-- BEGIN PROVIDED ENTRIES --

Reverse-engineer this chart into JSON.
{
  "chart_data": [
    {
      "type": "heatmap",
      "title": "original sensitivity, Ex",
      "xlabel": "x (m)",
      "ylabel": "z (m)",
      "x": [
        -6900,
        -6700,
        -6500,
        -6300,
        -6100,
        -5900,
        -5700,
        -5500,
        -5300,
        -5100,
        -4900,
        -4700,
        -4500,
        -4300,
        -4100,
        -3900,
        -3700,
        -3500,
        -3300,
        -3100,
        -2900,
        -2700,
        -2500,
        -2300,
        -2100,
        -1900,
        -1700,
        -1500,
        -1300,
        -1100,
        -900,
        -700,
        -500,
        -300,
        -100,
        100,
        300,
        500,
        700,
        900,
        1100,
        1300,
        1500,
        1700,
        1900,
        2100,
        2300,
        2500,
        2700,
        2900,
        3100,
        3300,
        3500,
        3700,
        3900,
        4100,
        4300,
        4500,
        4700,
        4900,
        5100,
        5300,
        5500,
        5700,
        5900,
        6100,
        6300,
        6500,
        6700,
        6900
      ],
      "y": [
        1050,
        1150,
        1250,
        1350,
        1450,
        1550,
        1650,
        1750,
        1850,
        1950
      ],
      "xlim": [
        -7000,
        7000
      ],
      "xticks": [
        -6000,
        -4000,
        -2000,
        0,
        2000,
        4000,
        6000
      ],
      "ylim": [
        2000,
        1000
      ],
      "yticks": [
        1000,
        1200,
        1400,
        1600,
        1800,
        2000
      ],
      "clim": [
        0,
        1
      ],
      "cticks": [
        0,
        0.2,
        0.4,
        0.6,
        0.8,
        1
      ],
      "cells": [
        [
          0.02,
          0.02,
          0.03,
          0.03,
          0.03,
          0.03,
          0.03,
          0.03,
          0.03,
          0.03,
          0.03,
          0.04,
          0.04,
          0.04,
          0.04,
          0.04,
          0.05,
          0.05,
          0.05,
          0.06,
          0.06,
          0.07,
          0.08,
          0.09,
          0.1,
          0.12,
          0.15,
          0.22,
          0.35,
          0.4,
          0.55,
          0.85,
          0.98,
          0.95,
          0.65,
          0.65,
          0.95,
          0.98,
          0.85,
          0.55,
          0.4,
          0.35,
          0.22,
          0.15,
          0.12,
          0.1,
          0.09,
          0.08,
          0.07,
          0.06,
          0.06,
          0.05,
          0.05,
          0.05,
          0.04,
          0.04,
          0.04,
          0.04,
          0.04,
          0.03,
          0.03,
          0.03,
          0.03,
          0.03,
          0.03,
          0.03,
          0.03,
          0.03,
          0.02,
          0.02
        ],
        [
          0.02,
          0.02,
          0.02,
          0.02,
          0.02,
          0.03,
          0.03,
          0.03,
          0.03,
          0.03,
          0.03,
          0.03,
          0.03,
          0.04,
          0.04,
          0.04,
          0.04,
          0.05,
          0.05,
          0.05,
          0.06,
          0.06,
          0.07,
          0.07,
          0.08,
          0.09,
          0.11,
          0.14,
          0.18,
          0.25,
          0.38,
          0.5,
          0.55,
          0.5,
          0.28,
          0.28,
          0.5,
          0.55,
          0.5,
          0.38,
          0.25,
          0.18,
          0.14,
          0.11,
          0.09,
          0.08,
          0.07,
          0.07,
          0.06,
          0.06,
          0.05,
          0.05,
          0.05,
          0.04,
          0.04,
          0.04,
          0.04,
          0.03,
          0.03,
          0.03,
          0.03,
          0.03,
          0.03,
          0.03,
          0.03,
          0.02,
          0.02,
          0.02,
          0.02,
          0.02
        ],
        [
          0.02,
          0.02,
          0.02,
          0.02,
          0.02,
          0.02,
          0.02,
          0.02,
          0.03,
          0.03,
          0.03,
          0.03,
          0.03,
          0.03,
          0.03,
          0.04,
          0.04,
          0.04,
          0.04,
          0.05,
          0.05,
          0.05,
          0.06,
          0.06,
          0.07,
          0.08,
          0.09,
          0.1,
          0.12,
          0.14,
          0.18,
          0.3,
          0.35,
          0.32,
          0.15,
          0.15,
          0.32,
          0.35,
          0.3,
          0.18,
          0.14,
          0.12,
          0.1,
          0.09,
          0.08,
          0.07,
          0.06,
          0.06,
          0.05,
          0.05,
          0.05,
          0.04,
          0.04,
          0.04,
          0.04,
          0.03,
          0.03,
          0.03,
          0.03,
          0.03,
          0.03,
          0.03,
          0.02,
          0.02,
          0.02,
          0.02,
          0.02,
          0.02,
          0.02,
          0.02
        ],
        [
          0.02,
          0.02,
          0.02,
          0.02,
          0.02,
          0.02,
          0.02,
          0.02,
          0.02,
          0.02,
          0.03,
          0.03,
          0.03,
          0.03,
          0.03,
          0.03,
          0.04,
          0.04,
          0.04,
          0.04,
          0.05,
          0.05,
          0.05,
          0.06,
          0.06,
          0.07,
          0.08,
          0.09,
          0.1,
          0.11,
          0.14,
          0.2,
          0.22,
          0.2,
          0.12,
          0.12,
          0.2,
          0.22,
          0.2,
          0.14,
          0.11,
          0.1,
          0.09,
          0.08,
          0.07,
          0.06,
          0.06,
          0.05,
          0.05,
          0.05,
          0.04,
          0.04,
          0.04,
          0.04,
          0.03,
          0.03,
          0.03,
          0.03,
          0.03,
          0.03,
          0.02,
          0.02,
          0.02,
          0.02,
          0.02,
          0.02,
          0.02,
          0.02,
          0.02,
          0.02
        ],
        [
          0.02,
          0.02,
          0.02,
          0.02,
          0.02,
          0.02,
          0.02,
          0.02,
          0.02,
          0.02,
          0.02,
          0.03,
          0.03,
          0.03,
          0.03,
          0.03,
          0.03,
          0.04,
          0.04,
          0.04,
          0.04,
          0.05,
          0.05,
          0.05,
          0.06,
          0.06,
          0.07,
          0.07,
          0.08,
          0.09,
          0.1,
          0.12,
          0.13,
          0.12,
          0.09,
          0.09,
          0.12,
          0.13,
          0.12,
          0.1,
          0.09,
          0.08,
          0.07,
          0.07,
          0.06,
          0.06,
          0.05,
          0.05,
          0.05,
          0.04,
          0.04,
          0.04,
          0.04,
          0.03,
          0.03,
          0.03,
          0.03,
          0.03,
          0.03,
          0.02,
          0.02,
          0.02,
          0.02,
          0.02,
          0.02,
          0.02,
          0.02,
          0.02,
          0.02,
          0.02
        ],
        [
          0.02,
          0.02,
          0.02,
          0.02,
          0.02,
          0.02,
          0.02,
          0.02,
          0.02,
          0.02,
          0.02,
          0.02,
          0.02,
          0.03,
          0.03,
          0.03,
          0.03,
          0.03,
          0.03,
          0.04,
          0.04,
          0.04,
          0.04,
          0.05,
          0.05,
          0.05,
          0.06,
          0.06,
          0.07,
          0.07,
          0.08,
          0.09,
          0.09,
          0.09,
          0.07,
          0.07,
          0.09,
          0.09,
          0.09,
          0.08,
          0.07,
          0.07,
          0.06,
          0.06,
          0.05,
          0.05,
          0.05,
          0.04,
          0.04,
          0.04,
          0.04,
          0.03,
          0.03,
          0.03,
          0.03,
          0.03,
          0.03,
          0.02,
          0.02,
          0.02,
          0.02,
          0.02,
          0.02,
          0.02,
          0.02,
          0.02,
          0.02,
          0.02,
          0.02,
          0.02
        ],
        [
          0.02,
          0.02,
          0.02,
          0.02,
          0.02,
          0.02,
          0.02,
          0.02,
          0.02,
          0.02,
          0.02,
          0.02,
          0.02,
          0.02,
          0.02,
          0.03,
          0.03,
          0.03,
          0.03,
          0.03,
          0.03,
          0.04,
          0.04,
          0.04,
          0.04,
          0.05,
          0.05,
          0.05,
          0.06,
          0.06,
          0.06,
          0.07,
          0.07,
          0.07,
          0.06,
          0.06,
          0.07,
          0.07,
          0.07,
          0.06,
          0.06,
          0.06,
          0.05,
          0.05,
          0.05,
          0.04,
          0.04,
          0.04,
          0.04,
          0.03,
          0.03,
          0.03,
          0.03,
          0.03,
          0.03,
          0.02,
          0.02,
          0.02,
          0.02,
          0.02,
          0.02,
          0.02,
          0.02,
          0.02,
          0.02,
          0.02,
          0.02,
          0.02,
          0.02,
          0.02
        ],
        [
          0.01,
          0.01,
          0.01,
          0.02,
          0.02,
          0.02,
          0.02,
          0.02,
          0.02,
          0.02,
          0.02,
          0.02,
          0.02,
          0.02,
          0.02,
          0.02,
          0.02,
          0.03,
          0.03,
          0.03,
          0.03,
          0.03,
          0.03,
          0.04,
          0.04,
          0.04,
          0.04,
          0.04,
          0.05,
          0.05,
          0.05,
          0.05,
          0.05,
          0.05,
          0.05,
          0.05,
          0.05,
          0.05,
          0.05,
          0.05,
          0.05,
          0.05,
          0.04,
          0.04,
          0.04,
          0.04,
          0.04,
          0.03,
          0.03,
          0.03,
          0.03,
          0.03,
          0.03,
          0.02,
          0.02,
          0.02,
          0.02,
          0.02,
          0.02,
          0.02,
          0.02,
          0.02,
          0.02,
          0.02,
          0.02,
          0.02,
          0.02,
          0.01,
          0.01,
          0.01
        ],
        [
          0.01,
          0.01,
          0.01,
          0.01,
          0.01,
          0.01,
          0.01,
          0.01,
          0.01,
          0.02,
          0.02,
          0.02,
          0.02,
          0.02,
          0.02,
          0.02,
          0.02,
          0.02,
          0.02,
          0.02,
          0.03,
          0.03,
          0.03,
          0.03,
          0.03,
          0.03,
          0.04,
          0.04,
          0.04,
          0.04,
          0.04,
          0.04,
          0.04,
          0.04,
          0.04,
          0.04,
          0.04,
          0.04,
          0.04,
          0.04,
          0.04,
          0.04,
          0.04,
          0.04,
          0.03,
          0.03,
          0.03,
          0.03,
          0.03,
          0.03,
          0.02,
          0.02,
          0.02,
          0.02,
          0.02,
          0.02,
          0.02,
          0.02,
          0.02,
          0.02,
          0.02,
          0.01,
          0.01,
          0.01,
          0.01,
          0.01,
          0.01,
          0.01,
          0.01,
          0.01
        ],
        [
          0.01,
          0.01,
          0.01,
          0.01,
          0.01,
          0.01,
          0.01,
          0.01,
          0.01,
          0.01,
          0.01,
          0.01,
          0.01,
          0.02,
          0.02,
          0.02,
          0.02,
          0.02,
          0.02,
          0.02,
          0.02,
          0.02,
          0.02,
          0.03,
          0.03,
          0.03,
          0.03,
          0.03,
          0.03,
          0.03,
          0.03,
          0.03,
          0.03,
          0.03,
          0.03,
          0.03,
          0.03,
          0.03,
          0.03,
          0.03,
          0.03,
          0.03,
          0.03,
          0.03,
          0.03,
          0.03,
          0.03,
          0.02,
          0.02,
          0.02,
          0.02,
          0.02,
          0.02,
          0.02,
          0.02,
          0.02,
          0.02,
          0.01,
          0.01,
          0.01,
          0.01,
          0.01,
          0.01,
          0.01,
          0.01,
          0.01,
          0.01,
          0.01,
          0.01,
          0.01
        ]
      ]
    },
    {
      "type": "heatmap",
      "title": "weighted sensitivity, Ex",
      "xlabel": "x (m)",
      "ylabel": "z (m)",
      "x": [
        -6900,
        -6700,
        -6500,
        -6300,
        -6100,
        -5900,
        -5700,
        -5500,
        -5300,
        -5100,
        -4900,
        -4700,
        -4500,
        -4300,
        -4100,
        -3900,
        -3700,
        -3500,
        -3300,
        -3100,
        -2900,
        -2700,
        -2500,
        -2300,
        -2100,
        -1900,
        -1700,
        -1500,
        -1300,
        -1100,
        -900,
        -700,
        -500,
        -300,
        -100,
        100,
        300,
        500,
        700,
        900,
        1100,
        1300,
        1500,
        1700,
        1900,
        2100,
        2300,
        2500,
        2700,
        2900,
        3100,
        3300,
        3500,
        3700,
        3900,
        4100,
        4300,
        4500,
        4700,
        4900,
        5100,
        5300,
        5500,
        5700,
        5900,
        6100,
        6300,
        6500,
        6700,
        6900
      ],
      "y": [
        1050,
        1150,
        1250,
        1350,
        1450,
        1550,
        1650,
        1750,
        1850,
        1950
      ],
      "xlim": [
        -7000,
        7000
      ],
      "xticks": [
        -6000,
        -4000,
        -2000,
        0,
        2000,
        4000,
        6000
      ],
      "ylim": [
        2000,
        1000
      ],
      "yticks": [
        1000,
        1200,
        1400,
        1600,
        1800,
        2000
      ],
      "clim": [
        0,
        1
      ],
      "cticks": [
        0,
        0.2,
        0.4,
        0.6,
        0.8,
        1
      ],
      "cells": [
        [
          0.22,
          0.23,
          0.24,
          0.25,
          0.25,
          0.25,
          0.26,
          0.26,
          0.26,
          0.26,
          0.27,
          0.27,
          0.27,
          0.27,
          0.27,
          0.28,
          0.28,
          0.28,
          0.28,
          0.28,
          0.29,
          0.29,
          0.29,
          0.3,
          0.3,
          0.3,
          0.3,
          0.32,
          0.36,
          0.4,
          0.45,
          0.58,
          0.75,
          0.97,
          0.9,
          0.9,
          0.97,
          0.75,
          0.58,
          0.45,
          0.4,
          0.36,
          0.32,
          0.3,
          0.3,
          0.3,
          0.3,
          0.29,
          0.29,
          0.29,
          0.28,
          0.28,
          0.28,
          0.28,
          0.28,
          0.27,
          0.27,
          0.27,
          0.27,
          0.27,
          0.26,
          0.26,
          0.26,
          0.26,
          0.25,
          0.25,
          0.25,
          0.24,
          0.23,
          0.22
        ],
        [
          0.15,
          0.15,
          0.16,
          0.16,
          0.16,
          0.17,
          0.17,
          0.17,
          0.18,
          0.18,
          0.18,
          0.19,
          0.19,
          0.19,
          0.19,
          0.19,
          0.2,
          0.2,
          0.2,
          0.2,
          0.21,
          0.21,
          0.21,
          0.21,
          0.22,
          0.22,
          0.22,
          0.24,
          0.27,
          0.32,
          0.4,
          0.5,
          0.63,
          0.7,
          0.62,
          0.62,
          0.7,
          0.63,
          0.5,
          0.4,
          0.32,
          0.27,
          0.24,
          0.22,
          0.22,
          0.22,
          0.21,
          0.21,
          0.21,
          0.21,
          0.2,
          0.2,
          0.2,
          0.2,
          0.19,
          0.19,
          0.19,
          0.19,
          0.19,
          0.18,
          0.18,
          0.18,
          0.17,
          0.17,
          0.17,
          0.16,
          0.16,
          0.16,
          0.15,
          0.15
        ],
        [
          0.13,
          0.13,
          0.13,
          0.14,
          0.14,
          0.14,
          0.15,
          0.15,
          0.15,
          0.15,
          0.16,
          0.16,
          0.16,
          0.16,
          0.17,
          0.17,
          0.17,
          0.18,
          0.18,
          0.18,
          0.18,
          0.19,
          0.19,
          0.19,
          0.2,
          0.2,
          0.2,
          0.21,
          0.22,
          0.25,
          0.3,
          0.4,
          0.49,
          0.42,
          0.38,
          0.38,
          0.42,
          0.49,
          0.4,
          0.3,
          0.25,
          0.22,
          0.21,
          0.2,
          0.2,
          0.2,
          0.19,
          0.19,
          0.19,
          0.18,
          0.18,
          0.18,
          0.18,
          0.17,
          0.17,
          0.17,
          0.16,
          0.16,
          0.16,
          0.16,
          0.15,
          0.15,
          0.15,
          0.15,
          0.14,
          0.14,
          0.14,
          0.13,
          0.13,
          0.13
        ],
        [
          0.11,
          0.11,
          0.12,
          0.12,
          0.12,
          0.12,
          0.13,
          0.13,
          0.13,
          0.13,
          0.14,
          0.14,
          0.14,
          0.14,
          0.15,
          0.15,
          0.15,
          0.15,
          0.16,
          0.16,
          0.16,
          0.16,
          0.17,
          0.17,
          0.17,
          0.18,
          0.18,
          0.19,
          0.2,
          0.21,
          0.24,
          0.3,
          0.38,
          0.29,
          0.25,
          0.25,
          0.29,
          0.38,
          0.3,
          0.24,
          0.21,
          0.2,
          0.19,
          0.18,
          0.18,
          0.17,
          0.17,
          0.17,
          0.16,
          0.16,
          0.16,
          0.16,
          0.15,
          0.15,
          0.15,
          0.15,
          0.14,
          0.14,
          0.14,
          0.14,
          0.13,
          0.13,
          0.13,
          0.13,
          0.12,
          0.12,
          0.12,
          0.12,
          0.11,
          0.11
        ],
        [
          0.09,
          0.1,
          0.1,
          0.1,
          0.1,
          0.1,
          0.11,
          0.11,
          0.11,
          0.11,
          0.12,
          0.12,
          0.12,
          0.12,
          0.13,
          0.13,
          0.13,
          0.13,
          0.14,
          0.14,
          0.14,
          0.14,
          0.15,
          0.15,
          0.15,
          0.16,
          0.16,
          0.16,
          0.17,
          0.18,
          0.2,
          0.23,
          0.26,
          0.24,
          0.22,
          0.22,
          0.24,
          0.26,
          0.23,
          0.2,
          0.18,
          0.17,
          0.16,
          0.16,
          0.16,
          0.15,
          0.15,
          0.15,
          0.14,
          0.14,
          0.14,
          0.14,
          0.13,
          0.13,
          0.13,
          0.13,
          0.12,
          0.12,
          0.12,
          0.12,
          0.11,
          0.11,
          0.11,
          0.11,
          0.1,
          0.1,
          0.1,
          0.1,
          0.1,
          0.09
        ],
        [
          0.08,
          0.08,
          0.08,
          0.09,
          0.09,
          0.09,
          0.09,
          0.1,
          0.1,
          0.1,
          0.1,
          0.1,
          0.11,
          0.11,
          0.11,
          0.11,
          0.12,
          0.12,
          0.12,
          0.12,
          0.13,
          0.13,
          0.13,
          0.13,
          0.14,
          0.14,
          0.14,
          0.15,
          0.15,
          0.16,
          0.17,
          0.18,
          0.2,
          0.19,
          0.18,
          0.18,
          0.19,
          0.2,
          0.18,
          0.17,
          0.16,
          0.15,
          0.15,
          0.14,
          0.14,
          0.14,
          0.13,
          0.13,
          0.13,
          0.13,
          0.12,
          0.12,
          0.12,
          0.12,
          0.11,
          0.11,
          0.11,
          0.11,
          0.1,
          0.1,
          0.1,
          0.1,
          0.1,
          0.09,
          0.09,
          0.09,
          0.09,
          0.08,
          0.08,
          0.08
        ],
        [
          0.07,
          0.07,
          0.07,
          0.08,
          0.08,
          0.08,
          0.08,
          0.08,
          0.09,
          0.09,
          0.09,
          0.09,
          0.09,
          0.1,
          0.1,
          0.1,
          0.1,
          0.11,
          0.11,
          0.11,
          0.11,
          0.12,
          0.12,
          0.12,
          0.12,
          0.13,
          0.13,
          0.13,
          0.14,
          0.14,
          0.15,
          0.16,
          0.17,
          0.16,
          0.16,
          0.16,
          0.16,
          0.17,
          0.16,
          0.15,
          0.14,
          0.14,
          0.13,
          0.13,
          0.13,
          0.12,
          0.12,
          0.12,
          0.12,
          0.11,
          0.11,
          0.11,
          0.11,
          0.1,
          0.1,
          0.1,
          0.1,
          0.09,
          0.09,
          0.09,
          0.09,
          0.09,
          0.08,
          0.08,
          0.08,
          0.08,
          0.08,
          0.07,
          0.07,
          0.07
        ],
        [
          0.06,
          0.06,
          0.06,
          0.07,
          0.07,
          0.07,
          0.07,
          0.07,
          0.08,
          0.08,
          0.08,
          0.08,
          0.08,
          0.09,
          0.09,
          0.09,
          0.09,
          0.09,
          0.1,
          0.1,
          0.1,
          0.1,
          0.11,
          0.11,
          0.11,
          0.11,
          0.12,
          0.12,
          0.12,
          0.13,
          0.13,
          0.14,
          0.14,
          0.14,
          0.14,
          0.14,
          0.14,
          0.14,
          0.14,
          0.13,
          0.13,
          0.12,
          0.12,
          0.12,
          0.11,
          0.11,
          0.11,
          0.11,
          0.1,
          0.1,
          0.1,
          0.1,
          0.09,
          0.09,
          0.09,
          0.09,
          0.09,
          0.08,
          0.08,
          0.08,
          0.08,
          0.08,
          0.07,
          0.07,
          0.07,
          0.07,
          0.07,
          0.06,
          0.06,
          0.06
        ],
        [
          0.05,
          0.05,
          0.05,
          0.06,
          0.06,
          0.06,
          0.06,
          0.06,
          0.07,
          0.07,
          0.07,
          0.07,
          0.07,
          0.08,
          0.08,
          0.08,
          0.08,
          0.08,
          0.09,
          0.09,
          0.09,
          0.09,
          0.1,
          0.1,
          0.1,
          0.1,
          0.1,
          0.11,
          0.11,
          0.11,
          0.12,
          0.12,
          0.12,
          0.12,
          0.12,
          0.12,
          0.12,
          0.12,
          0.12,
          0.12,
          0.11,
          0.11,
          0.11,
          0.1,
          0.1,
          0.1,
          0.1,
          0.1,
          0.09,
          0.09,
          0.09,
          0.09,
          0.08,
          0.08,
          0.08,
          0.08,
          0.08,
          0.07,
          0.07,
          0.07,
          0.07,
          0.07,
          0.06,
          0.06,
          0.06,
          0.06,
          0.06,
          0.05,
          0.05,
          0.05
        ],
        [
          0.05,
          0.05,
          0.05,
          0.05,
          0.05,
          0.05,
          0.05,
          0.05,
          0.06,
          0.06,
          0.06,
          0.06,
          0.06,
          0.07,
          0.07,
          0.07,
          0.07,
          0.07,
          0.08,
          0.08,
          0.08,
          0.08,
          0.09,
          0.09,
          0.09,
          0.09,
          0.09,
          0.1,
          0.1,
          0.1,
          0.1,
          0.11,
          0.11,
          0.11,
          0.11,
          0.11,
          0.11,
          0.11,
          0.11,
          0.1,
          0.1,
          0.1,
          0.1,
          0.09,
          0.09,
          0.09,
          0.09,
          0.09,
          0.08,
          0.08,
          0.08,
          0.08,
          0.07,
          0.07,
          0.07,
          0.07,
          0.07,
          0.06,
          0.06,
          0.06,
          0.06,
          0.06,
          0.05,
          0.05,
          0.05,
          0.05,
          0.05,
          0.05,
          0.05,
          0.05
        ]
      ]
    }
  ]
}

-- END PROVIDED ENTRIES --

TASK DETAILS » Pull out each line holding the string "sensitivity".

RESPONSE TO THIS TASK »
      "title": "original sensitivity, Ex",
      "title": "weighted sensitivity, Ex",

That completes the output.